#### Required task:
Find "What text is on this page?" in the material below, then copy that line and every subsequent line to the end, exactly.
== Task material ==
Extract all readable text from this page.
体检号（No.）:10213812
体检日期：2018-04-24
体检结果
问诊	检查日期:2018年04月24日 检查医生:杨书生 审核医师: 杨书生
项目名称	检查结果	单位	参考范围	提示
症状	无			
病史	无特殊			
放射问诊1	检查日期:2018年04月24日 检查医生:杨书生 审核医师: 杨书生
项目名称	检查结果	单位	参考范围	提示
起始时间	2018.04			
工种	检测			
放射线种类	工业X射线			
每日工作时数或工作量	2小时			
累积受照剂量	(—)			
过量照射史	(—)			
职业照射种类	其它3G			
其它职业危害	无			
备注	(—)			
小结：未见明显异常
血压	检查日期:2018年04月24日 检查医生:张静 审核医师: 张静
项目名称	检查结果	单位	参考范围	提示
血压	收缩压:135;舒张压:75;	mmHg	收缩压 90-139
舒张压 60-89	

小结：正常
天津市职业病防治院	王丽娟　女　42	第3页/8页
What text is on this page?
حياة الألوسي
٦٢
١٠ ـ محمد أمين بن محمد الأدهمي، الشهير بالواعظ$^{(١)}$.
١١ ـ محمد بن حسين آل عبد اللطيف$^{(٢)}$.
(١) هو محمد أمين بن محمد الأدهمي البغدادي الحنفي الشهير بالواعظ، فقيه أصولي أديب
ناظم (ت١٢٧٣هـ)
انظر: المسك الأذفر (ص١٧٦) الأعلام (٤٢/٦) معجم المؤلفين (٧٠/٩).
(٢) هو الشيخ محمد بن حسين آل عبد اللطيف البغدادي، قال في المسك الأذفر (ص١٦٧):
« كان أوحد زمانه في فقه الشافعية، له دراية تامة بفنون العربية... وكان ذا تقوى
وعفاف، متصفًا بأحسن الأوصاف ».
===
#### Task response:
What text is on this page?
حياة الألوسي
٦٢
١٠ ـ محمد أمين بن محمد الأدهمي، الشهير بالواعظ$^{(١)}$.
١١ ـ محمد بن حسين آل عبد اللطيف$^{(٢)}$.
(١) هو محمد أمين بن محمد الأدهمي البغدادي الحنفي الشهير بالواعظ، فقيه أصولي أديب
ناظم (ت١٢٧٣هـ)
انظر: المسك الأذفر (ص١٧٦) الأعلام (٤٢/٦) معجم المؤلفين (٧٠/٩).
(٢) هو الشيخ محمد بن حسين آل عبد اللطيف البغدادي، قال في المسك الأذفر (ص١٦٧):
« كان أوحد زمانه في فقه الشافعية، له دراية تامة بفنون العربية... وكان ذا تقوى
وعفاف، متصفًا بأحسن الأوصاف ».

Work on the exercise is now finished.